● Exercise requirements
Below is a block of records; reproduce all of them exactly and leave out any pictures.
-------- Supplied entries
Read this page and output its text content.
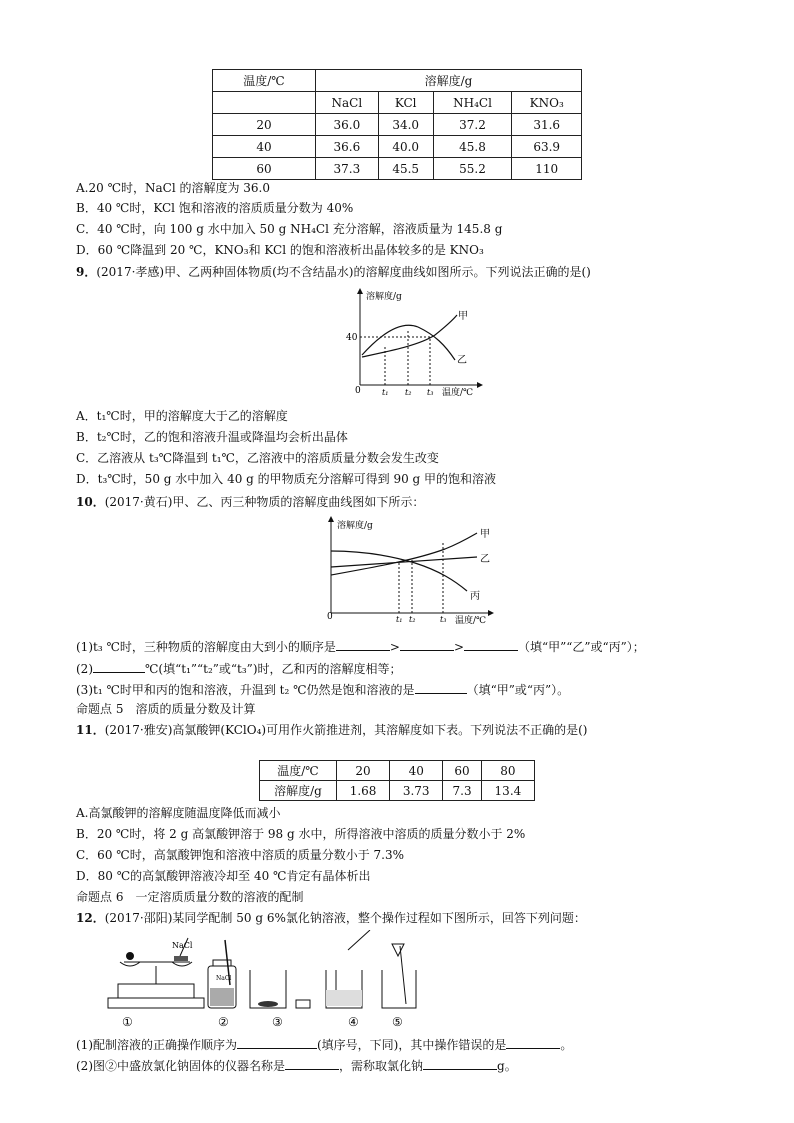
温度/℃	溶解度/g			
	NaCl	KCl	NH₄Cl	KNO₃
20	36.0	34.0	37.2	31.6
40	36.6	40.0	45.8	63.9
60	37.3	45.5	55.2	110
A.20 ℃时，NaCl 的溶解度为 36.0
B．40 ℃时，KCl 饱和溶液的溶质质量分数为 40%
C．40 ℃时，向 100 g 水中加入 50 g NH₄Cl 充分溶解，溶液质量为 145.8 g
D．60 ℃降温到 20 ℃，KNO₃和 KCl 的饱和溶液析出晶体较多的是 KNO₃
9．(2017·孝感)甲、乙两种固体物质(均不含结晶水)的溶解度曲线如图所示。下列说法正确的是()
溶解度/g
温度/℃
0
40
t₁ t₂ t₃
甲
乙
A．t₁℃时，甲的溶解度大于乙的溶解度
B．t₂℃时，乙的饱和溶液升温或降温均会析出晶体
C．乙溶液从 t₃℃降温到 t₁℃，乙溶液中的溶质质量分数会发生改变
D．t₃℃时，50 g 水中加入 40 g 的甲物质充分溶解可得到 90 g 甲的饱和溶液
10．(2017·黄石)甲、乙、丙三种物质的溶解度曲线图如下所示：
溶解度/g
温度/℃
0	t₁ t₂	t₃
甲
乙
丙
(1)t₃ ℃时，三种物质的溶解度由大到小的顺序是	>	>	（填“甲”“乙”或“丙”）；
(2)	℃(填“t₁”“t₂”或“t₃”)时，乙和丙的溶解度相等；
(3)t₁ ℃时甲和丙的饱和溶液，升温到 t₂ ℃仍然是饱和溶液的是	（填“甲”或“丙”）。
命题点 5　溶质的质量分数及计算
11．(2017·雅安)高氯酸钾(KClO₄)可用作火箭推进剂，其溶解度如下表。下列说法不正确的是()
温度/℃	20	40	60	80
溶解度/g	1.68	3.73	7.3	13.4
A.高氯酸钾的溶解度随温度降低而减小
B．20 ℃时，将 2 g 高氯酸钾溶于 98 g 水中，所得溶液中溶质的质量分数小于 2%
C．60 ℃时，高氯酸钾饱和溶液中溶质的质量分数小于 7.3%
D．80 ℃的高氯酸钾溶液冷却至 40 ℃肯定有晶体析出
命题点 6　一定溶质质量分数的溶液的配制
12．(2017·邵阳)某同学配制 50 g 6%氯化钠溶液，整个操作过程如下图所示，回答下列问题：
NaCl
NaCl
①	②	③	④	⑤
(1)配制溶液的正确操作顺序为	(填序号，下同)，其中操作错误的是	。
(2)图②中盛放氯化钠固体的仪器名称是	，需称取氯化钠	g。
----------------
● Complete answer
Read this page and output its text content.
温度/℃	溶解度/g			
	NaCl	KCl	NH₄Cl	KNO₃
20	36.0	34.0	37.2	31.6
40	36.6	40.0	45.8	63.9
60	37.3	45.5	55.2	110
A.20 ℃时，NaCl 的溶解度为 36.0
B．40 ℃时，KCl 饱和溶液的溶质质量分数为 40%
C．40 ℃时，向 100 g 水中加入 50 g NH₄Cl 充分溶解，溶液质量为 145.8 g
D．60 ℃降温到 20 ℃，KNO₃和 KCl 的饱和溶液析出晶体较多的是 KNO₃
9．(2017·孝感)甲、乙两种固体物质(均不含结晶水)的溶解度曲线如图所示。下列说法正确的是()
溶解度/g
温度/℃
0
40
t₁ t₂ t₃
甲
乙
A．t₁℃时，甲的溶解度大于乙的溶解度
B．t₂℃时，乙的饱和溶液升温或降温均会析出晶体
C．乙溶液从 t₃℃降温到 t₁℃，乙溶液中的溶质质量分数会发生改变
D．t₃℃时，50 g 水中加入 40 g 的甲物质充分溶解可得到 90 g 甲的饱和溶液
10．(2017·黄石)甲、乙、丙三种物质的溶解度曲线图如下所示：
溶解度/g
温度/℃
0	t₁ t₂	t₃
甲
乙
丙
(1)t₃ ℃时，三种物质的溶解度由大到小的顺序是	>	>	（填“甲”“乙”或“丙”）；
(2)	℃(填“t₁”“t₂”或“t₃”)时，乙和丙的溶解度相等；
(3)t₁ ℃时甲和丙的饱和溶液，升温到 t₂ ℃仍然是饱和溶液的是	（填“甲”或“丙”）。
命题点 5　溶质的质量分数及计算
11．(2017·雅安)高氯酸钾(KClO₄)可用作火箭推进剂，其溶解度如下表。下列说法不正确的是()
温度/℃	20	40	60	80
溶解度/g	1.68	3.73	7.3	13.4
A.高氯酸钾的溶解度随温度降低而减小
B．20 ℃时，将 2 g 高氯酸钾溶于 98 g 水中，所得溶液中溶质的质量分数小于 2%
C．60 ℃时，高氯酸钾饱和溶液中溶质的质量分数小于 7.3%
D．80 ℃的高氯酸钾溶液冷却至 40 ℃肯定有晶体析出
命题点 6　一定溶质质量分数的溶液的配制
12．(2017·邵阳)某同学配制 50 g 6%氯化钠溶液，整个操作过程如下图所示，回答下列问题：
NaCl
NaCl
①	②	③	④	⑤
(1)配制溶液的正确操作顺序为	(填序号，下同)，其中操作错误的是	。
(2)图②中盛放氯化钠固体的仪器名称是	，需称取氯化钠	g。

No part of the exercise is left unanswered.